--- MATERIAL TO PROCESS ---

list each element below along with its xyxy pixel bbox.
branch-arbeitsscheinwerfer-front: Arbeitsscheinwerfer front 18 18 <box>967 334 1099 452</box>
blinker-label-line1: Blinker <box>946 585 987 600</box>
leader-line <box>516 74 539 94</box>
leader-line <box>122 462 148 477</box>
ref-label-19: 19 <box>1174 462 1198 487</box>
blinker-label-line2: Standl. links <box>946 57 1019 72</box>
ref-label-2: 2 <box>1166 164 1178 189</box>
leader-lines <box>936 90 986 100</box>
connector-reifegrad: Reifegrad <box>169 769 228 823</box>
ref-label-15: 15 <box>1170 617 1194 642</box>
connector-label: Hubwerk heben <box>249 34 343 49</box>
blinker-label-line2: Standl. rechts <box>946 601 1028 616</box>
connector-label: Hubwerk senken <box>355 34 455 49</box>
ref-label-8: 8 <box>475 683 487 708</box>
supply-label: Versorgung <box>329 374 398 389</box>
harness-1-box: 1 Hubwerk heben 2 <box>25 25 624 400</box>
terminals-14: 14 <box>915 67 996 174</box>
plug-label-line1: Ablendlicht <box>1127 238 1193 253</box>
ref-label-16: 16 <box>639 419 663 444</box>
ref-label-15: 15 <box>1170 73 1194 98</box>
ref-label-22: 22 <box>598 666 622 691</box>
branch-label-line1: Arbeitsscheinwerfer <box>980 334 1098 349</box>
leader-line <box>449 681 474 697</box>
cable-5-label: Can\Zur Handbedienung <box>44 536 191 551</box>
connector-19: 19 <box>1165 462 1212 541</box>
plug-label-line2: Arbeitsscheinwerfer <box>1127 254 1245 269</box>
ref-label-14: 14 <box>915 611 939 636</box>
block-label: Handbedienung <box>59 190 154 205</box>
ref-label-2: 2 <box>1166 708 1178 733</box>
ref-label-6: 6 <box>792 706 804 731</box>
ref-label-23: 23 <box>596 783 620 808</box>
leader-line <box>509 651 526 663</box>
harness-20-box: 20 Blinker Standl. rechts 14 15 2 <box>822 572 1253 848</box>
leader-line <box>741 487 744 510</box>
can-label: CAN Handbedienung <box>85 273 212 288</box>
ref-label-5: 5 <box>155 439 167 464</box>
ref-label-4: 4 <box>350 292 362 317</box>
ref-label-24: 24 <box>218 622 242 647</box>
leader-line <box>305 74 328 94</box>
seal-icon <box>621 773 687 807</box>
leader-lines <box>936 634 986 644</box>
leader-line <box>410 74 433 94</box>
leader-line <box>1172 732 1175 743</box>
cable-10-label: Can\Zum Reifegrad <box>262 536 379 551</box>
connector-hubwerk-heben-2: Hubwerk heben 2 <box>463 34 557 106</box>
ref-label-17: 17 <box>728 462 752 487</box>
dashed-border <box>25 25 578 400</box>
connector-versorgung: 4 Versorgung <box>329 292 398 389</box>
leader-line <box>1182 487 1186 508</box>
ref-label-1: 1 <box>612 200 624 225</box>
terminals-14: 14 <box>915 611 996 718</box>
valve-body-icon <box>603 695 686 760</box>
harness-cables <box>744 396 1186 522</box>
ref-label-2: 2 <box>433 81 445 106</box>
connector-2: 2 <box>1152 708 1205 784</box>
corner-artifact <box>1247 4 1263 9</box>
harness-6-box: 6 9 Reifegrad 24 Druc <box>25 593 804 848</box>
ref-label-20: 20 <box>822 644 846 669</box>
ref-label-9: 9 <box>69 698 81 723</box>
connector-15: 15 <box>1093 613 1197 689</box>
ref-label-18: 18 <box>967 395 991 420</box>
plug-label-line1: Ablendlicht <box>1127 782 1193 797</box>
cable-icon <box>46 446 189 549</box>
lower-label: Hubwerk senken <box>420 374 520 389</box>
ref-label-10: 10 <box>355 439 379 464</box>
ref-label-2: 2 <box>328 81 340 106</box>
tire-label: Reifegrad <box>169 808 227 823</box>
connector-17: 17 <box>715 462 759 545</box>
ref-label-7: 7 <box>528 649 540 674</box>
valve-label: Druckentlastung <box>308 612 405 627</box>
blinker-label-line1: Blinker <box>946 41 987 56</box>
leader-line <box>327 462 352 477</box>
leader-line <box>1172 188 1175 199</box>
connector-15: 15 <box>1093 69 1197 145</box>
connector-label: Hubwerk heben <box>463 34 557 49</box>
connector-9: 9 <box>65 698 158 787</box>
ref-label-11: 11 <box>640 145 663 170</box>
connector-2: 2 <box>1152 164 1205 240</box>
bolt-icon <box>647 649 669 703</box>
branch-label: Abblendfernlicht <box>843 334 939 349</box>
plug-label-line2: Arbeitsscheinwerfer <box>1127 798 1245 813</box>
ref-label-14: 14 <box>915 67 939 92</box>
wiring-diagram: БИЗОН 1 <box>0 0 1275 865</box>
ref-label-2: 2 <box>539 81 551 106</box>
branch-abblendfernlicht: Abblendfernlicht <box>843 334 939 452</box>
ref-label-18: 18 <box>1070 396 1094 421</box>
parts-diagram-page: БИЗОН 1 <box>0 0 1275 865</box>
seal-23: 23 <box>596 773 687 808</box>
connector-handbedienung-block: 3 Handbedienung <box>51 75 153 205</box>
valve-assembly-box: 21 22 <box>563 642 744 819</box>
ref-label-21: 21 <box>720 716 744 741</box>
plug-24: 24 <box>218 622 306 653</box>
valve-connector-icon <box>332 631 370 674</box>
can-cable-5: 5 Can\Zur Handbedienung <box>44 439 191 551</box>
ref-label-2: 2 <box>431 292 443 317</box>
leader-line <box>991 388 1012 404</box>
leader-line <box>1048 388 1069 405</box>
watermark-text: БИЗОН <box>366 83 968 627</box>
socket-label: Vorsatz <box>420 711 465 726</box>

---
--- MATERIAL TO PROCESS ---

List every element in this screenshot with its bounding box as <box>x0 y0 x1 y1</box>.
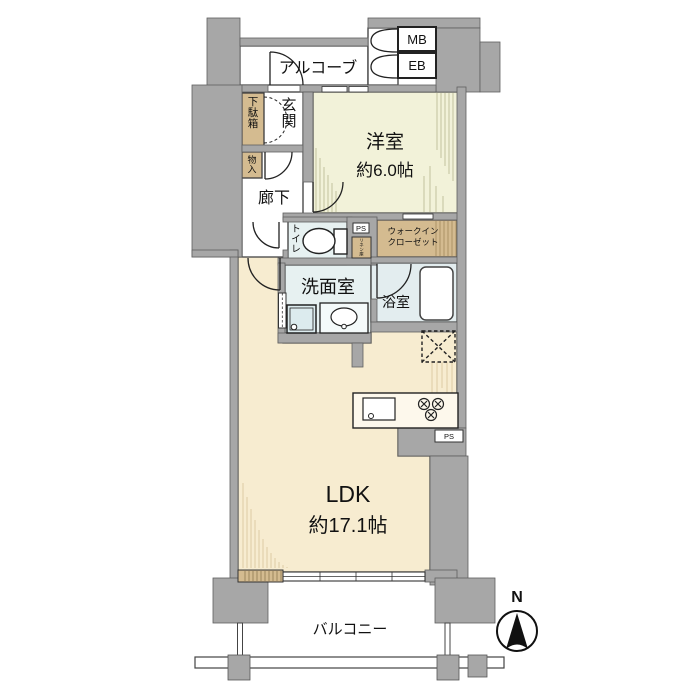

---

→ **WRITTEN EXERCISE**
Copy out the records from the line with "list each element" up to and including the line with "ref-label-19: 19 <box>1174 462 1198 487</box>", keeping each line identical to the original.

→ **TASK RESPONSE**
list each element below along with its xyxy pixel bbox.
branch-arbeitsscheinwerfer-front: Arbeitsscheinwerfer front 18 18 <box>967 334 1099 452</box>
blinker-label-line1: Blinker <box>946 585 987 600</box>
leader-line <box>516 74 539 94</box>
leader-line <box>122 462 148 477</box>
ref-label-19: 19 <box>1174 462 1198 487</box>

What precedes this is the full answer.